From the listing below, select every line where the word "image" appears.

+++ DATA FOR THIS EXERCISE +++

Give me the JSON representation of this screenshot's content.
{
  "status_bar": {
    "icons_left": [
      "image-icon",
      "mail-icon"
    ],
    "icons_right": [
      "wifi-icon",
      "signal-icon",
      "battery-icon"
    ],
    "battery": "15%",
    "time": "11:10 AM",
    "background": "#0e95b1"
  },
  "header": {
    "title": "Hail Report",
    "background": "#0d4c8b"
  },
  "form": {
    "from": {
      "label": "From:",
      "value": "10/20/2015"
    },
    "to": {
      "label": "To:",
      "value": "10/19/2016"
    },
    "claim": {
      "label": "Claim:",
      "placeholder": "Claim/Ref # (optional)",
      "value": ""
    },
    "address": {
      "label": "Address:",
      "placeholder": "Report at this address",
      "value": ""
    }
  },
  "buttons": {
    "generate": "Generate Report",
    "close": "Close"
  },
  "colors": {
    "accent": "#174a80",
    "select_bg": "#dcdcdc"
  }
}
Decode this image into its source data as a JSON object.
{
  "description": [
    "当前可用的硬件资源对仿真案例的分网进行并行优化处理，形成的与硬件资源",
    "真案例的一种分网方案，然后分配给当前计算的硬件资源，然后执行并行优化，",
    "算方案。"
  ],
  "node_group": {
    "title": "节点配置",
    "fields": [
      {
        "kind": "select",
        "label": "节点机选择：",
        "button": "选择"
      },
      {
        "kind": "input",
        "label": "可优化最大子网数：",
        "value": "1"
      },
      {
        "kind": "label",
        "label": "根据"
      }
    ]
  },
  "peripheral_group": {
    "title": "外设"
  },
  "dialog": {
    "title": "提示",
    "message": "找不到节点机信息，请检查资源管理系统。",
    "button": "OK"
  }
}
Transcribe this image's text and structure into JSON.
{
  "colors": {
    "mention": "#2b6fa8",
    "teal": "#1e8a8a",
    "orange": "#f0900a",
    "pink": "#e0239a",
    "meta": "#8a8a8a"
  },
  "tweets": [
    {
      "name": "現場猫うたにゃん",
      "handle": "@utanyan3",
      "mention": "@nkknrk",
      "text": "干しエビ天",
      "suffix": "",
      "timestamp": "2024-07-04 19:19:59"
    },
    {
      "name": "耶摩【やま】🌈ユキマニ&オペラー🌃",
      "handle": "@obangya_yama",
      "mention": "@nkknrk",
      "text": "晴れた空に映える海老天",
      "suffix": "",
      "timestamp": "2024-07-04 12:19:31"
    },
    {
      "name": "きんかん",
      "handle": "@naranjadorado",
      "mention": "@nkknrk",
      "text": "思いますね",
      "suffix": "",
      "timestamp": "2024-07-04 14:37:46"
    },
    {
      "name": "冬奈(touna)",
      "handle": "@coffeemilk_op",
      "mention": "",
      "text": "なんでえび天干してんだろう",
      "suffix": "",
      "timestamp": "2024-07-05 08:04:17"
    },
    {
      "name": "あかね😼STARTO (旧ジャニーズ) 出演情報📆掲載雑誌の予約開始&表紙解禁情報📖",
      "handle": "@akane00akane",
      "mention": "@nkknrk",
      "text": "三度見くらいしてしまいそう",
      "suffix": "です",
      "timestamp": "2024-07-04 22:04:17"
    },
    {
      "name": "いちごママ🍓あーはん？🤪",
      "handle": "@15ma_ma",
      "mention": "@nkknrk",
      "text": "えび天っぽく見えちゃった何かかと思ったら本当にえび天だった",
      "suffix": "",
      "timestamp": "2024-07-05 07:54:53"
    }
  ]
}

+++

- **REPLY**:
      "image-icon",
Decode this image into its source data as a JSON object.
Transcribe this image's text and structure into JSON.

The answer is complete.